>> begin
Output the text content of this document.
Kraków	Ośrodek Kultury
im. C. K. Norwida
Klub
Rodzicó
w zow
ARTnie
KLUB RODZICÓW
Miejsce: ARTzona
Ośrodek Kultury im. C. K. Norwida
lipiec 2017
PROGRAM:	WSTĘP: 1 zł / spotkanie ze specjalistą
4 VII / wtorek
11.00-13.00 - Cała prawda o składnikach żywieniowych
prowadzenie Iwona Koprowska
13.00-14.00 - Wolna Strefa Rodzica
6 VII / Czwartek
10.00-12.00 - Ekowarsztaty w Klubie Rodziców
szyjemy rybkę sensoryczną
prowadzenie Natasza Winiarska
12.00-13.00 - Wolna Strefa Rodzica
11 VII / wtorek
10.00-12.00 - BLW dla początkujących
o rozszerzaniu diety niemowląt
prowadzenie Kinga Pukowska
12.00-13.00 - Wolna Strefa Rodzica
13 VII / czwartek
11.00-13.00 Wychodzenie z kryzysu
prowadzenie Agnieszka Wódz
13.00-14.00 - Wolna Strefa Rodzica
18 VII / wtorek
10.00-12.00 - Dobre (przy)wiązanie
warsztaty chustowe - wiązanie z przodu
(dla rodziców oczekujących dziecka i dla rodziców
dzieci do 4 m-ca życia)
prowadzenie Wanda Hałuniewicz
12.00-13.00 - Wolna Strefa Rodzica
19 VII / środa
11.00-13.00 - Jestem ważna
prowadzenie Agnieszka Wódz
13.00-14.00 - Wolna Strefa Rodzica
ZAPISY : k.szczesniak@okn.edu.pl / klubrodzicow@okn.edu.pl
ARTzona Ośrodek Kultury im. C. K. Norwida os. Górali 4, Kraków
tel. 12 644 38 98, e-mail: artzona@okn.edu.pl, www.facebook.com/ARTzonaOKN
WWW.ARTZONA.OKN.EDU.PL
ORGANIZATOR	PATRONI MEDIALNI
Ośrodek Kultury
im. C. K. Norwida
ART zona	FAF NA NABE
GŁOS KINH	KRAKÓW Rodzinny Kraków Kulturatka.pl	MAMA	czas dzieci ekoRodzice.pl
>> end
_What to produce_: Pull every line containing "wtorek" from the data.

_Output for this task_:
4 VII / wtorek
11 VII / wtorek
18 VII / wtorek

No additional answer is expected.